* [Исходный отрывок]
---+---
Т.о., можно с уверенностью утверждать, что Белгородская губерния не возникла «из ничего». Ее рождение в определенной степени было предопределено всем ходом русской истории с конца XV в., и истоки решения о ее создании нужно искать в ту эпоху, когда шагом за шагом складывались основы Российского государства. Процесс его формирования был сложным и неоднозначным. Вопреки общепринятому мнению о московском деспотизме и абсолютной власти московских государей над своими подданными и их телами и душами, а, значит, и землями, до Петра картина была иной, отличавшейся от этой, ставшей хрестоматийной, картины. Земли Российского государства на протяжении XVI-XVII вв. управлялись по старинке, по традиции, заложенной еще во времена собирателей Русской земли под властью Москвы Калитичей. Государство на первых порах было относительно слабым, а власть, по замечанию Н.Н. Покровского, «базировалась не на единственном понятии «государство», а на двух понятиях – «государство» и «общество», на продуманной системе не только прямых, но и обратных связей между ними…».59 Естественно, что в этих условиях оно опиралось на поддержку «земли», и формирующийся аппарат центральной власти дополнялся на местах сильными элементами местного самоуправления. Однако по мере усложнения функций, стоящих перед обществом и государством возрастали и требования, стоящие перед аппаратом управления. Как отмечал В.О. Ключевский, «… сквозь новые государственные нужды в усложнявшихся правительственных учреждениях и отношениях пробиваются непривычные для тогдашних умов идеи о различии общих и местных интересов, центра и областей, о необходимости надзора за местными властями и о способах регулирования их деятельности…».60

Развитие этих идей в условиях, когда Российскому государству пришлось напрягать все свои силы в борьбе с могущественными противниками, Крымом и Речью Посполитой, привело к тому, что прежняя система взаимодействия назначаемых из центра наместников-кормленщиков и «земского» самоуправления была постепенно вытеснена иной, основанной на принципе концентрации всей власти на местах в руках назначемых из Центра воевод. Но иначе и быть не могло! «В борьбе за киевское наследство» Московская держава сформировалась как сплоченная национальная военно-государственная структура. Сформировался своего рода военный лагерь (выделено нами – П.В., П.Т.). Государева власть стала единой и самодержавной, подчиняя и подавляя частные и общественные интересы. Только прочное и безусловное сосредоточение сил и средств в распоряжении власти (выделено нами – П.В., П.Т.) дало возможность организовать их и вести активную политику на пространствах Восточной Европы…» – отмечал отечественный историк А. Петров.61

Воеводства, ставшие к середине XVII в. обычным явлением в административной практике Московского государства, первоначально появились в южных и юго-западных уездах России. Введение этого административного института позволило Москве более или менее твердо управлять территориями, держать руку на пульсе местной жизни и мобилизовать необходимые ресурсы, людские, материальные и финансовые, для решения насущных государственных задач. Процесс формирования абсолютизма в России постепенно набирал обороты, и изменение системы местного управления было одной из сторон общего усиления позиций государства и власти монарха, постепенного вытеснения «земли» на обочину политической жизни. Окрепнувшая, вставшая на ноги монархия перестала нуждаться в подпорках в виде сословно-представительных органов и местного самоуправления и предприняла успешное наступление на них.
---+---
* [Задание A]
Повторите слово в слово часть отрывка о Белгородской губернии, начиная со слов «Воеводства, ставшие к» и заканчивая словами «наступление на них.».
* [Задание B]
Подхватите отрывок о Белгородской губернии и напишите продолжение сразу после его последнего предложения.

* [Собранные данные]
---+---
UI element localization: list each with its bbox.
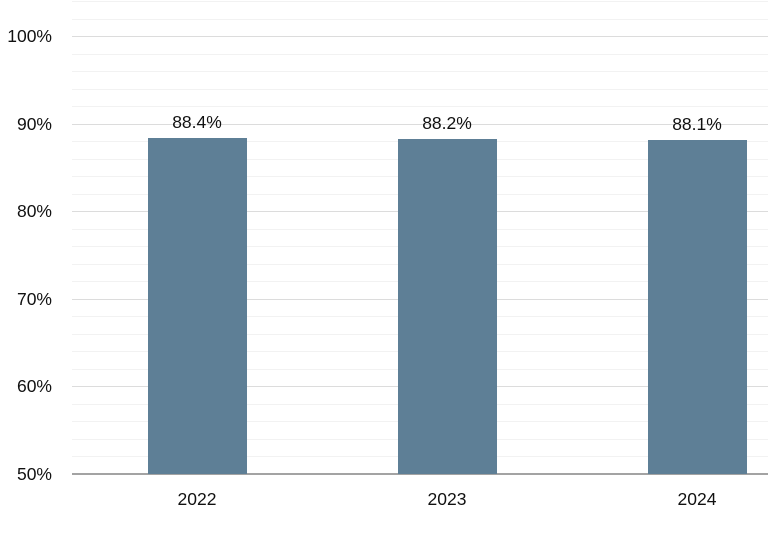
---+---
* [Итоговый ответ A]
Воеводства, ставшие к середине XVII в. обычным явлением в административной практике Московского государства, первоначально появились в южных и юго-западных уездах России. Введение этого административного института позволило Москве более или менее твердо управлять территориями, держать руку на пульсе местной жизни и мобилизовать необходимые ресурсы, людские, материальные и финансовые, для решения насущных государственных задач. Процесс формирования абсолютизма в России постепенно набирал обороты, и изменение системы местного управления было одной из сторон общего усиления позиций государства и власти монарха, постепенного вытеснения «земли» на обочину политической жизни. Окрепнувшая, вставшая на ноги монархия перестала нуждаться в подпорках в виде сословно-представительных органов и местного самоуправления и предприняла успешное наступление на них.

* [Итоговый ответ B]
Следующим шагом на пути укрепления центральной власти в России и становления русского варианта абсолютизма стало создание так называемых разрядов. Как и в случае с введением института воеводства, появление разрядов стало ответом государственного организма на расширение территории Московского царства, превращение его в империю не на словах, а на деле. Тяжелые войны, в которые, вопреки первоначальным расчетам, оказалась втянута Россия во 2-й половине XVII в., потребовали от Москвы дальнейших усилий по созданию надежного механизма мобилизации ресурсов на борьбу с опасными противниками и улучшению управления расквартированными намного дальше, чем ранее, полками. Как отмечал П.Н. Милюков, по мере расширения границ Российского государства перенос центра военных усилий из Москвы на места был неизбежен.62 Для управления поселенными на отдаленных от столицы служилыми людьми была создана система разрядов – военно-административных округов.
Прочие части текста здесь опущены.